[START OF Listing]

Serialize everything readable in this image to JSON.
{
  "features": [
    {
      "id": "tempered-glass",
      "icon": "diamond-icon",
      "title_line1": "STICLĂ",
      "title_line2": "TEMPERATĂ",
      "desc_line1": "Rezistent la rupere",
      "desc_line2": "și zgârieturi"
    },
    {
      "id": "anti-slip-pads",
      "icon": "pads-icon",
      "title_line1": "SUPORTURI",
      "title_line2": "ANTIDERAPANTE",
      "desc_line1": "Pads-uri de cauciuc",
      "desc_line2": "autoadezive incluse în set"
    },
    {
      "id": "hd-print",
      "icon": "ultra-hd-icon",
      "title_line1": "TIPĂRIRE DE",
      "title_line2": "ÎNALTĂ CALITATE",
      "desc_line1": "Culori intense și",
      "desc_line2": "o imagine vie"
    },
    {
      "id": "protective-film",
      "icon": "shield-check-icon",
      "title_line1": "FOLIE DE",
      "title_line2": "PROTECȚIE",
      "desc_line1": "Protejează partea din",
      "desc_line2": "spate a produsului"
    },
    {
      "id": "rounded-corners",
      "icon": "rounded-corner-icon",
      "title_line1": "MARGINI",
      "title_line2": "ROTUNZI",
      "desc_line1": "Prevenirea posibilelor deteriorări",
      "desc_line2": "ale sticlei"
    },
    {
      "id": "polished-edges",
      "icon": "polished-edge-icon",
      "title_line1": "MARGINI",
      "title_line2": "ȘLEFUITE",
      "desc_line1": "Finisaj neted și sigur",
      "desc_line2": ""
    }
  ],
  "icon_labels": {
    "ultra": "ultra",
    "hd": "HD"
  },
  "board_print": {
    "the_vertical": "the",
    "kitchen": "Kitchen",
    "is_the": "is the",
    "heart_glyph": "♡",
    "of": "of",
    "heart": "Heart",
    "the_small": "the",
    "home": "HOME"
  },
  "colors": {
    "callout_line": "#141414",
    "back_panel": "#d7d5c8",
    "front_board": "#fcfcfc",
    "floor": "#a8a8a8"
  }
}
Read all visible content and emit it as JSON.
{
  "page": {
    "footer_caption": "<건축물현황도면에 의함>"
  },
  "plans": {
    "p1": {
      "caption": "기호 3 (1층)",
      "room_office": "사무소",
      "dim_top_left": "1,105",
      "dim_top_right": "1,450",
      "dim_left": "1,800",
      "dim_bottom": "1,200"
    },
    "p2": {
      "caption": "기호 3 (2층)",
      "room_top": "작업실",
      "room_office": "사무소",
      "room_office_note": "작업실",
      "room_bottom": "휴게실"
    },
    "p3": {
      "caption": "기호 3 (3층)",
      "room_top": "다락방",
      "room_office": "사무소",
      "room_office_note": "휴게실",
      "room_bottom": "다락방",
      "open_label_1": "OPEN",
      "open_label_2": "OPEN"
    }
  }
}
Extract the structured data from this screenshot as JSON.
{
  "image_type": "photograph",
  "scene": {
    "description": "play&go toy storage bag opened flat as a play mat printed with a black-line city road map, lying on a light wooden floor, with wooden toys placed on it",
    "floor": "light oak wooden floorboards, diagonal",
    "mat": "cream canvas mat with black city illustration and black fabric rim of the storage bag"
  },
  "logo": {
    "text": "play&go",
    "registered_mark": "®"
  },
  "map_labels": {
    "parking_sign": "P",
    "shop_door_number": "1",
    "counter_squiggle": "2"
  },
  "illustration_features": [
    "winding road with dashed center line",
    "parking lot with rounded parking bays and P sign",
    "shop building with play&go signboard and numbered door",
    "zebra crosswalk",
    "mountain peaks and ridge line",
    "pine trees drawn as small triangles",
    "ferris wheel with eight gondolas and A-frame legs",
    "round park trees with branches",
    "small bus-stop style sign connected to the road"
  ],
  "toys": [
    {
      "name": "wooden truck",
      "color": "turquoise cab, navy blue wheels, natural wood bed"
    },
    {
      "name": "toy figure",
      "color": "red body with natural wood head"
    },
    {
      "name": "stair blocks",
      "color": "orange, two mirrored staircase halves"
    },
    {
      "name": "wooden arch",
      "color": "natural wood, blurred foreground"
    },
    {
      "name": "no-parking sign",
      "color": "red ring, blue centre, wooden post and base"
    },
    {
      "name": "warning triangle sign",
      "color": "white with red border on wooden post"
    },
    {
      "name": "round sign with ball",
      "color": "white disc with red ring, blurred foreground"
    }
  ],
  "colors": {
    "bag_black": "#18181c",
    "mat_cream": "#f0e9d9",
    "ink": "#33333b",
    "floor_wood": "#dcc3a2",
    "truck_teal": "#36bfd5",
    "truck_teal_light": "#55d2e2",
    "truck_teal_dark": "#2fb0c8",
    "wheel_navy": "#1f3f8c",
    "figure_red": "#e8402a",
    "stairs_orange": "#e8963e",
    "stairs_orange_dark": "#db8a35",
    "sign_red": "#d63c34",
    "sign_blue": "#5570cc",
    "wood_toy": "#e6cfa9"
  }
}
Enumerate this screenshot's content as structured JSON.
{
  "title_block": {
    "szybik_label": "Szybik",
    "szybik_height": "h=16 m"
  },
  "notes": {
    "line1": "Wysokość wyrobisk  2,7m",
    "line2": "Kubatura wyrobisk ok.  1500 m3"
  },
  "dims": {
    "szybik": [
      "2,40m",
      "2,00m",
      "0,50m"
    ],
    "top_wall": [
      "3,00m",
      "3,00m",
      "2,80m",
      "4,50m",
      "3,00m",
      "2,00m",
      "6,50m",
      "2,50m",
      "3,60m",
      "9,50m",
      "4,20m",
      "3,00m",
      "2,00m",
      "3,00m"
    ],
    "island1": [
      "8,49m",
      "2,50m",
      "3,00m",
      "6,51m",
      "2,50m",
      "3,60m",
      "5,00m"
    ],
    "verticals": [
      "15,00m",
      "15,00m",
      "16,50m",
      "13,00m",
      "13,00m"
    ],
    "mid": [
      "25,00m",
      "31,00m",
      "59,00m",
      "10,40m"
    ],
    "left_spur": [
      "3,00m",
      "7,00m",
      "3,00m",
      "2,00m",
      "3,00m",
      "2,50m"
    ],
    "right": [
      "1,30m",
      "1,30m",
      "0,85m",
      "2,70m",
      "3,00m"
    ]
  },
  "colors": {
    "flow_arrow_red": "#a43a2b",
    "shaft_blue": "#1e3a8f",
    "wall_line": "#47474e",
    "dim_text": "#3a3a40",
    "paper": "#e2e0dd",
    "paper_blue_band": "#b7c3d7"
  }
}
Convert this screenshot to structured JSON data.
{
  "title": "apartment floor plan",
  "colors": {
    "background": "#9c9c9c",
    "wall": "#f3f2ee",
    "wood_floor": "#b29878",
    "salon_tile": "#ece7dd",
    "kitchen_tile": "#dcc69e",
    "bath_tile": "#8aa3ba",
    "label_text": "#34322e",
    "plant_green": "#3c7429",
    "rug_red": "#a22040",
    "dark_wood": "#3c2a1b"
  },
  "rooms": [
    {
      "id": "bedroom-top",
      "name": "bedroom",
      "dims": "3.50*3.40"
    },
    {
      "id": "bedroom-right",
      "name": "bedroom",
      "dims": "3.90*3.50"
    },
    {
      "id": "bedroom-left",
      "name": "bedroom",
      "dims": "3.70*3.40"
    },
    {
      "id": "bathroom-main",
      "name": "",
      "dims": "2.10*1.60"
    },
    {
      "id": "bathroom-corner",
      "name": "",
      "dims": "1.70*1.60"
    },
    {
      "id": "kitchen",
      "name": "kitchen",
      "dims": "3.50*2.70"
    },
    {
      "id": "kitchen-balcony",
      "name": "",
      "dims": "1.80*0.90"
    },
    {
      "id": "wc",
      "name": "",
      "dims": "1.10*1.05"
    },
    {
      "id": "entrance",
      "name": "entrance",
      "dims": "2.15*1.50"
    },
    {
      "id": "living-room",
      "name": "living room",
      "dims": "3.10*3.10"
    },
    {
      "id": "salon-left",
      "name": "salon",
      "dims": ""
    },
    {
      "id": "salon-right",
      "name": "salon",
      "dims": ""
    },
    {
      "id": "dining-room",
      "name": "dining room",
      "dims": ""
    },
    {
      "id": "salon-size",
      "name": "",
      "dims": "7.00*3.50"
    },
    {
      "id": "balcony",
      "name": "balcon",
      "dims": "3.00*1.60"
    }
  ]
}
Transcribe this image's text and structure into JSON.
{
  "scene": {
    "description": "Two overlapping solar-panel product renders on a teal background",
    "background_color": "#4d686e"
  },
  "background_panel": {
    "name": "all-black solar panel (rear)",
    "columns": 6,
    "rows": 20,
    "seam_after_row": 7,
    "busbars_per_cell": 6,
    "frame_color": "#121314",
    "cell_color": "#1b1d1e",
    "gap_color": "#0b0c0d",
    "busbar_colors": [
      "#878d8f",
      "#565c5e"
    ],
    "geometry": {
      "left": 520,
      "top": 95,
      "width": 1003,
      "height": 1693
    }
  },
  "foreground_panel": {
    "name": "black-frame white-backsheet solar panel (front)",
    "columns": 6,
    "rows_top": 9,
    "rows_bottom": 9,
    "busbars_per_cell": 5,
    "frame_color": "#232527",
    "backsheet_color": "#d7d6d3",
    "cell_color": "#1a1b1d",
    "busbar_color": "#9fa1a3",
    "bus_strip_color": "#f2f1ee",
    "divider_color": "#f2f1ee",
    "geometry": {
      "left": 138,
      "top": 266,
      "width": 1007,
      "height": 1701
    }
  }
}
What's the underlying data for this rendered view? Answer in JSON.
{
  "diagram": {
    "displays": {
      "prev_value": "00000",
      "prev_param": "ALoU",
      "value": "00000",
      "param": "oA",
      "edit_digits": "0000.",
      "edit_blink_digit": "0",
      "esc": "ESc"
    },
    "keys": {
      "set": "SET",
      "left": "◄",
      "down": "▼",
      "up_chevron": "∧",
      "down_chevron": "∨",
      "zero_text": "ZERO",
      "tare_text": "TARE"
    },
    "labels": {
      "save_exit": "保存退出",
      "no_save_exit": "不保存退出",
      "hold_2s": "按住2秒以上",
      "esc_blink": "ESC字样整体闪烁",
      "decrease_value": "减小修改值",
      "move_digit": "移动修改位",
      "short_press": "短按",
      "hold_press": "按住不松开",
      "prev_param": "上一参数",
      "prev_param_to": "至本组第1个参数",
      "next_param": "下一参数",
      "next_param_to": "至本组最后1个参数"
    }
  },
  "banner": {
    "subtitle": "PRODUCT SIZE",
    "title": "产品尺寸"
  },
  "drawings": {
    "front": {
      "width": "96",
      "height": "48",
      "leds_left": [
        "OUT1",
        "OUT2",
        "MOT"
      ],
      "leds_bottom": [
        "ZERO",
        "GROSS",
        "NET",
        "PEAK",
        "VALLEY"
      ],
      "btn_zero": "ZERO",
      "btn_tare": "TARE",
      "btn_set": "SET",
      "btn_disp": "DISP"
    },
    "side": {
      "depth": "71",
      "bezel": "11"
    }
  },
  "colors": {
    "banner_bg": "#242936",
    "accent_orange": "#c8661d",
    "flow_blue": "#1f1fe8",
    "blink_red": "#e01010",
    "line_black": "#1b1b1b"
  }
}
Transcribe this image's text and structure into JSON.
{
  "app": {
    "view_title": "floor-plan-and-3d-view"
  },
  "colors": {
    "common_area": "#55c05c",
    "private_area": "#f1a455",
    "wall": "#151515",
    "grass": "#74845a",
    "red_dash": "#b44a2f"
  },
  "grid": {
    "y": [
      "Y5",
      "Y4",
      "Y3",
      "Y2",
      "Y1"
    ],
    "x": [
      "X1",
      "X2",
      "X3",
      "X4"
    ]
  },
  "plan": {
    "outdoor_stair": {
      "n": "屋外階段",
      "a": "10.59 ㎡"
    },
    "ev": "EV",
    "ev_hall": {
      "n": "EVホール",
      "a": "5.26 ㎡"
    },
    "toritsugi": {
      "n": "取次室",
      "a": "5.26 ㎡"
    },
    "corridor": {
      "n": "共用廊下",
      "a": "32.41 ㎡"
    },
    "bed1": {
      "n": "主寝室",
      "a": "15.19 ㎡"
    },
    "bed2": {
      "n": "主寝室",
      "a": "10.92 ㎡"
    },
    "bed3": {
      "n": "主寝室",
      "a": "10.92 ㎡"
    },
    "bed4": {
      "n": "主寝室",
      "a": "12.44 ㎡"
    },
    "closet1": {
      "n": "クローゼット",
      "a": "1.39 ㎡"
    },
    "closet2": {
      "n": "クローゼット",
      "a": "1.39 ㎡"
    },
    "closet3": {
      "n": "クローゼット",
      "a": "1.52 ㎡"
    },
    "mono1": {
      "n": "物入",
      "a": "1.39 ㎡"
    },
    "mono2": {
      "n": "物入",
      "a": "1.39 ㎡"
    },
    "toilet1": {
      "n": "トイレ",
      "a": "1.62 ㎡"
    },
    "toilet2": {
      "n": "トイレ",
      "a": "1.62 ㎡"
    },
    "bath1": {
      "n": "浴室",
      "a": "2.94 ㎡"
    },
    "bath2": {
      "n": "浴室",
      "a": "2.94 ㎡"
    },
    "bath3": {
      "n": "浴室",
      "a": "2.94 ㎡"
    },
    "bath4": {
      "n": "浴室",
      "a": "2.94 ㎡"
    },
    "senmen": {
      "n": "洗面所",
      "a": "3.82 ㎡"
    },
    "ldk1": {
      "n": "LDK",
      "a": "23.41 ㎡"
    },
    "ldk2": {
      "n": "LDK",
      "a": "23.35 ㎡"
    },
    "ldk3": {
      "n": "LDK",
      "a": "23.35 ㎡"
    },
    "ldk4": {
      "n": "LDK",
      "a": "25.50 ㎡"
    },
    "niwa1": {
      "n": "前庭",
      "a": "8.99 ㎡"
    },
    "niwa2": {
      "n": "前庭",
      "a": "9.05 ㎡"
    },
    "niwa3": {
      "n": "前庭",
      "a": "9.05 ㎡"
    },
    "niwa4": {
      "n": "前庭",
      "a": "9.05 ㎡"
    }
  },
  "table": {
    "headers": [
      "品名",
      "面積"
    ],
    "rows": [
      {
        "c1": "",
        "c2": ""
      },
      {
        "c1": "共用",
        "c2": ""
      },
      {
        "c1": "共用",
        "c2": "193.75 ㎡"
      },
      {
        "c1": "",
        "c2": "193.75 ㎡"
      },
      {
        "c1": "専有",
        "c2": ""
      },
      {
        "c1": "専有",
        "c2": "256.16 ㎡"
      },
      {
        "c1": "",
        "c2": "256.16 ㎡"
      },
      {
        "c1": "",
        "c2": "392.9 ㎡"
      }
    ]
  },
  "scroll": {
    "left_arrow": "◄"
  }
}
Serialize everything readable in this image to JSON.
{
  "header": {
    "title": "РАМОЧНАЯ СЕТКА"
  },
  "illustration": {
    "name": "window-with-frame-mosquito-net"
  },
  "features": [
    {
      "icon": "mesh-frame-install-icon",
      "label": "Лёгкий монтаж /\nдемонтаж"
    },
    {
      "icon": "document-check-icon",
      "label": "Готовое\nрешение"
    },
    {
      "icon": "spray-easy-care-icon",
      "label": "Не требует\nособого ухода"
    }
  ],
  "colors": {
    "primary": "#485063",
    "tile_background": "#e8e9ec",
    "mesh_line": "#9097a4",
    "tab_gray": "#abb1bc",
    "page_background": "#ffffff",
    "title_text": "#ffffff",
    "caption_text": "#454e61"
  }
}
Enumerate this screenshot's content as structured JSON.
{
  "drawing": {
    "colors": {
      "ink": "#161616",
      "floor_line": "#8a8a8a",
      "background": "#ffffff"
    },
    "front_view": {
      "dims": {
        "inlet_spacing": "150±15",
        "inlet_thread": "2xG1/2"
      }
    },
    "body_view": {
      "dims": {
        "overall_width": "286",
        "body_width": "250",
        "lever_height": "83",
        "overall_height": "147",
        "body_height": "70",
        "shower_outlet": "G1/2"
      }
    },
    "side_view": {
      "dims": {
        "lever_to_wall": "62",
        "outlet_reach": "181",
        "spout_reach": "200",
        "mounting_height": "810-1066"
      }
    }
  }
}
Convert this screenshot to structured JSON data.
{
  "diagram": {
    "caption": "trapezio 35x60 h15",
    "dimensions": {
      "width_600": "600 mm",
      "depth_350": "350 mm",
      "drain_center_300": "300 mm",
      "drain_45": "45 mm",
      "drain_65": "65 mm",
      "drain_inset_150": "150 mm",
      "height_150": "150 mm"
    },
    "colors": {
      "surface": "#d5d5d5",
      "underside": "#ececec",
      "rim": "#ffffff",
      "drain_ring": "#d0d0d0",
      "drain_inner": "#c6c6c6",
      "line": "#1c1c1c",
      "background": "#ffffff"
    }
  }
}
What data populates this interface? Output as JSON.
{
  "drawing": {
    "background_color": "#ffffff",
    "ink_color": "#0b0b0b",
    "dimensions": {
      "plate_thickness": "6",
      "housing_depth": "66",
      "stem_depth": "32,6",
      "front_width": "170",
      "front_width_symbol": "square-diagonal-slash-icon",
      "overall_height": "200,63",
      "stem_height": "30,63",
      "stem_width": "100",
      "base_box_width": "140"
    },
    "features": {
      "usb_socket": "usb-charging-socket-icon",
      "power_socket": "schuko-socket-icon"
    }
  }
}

[END OF Listing]

▶ [Direction] Repeat only the stretch of lines that begins at the line containing "What data populates" and ends at the last line above, both included.

▶ [Solved problem]
What data populates this interface? Output as JSON.
{
  "drawing": {
    "background_color": "#ffffff",
    "ink_color": "#0b0b0b",
    "dimensions": {
      "plate_thickness": "6",
      "housing_depth": "66",
      "stem_depth": "32,6",
      "front_width": "170",
      "front_width_symbol": "square-diagonal-slash-icon",
      "overall_height": "200,63",
      "stem_height": "30,63",
      "stem_width": "100",
      "base_box_width": "140"
    },
    "features": {
      "usb_socket": "usb-charging-socket-icon",
      "power_socket": "schuko-socket-icon"
    }
  }
}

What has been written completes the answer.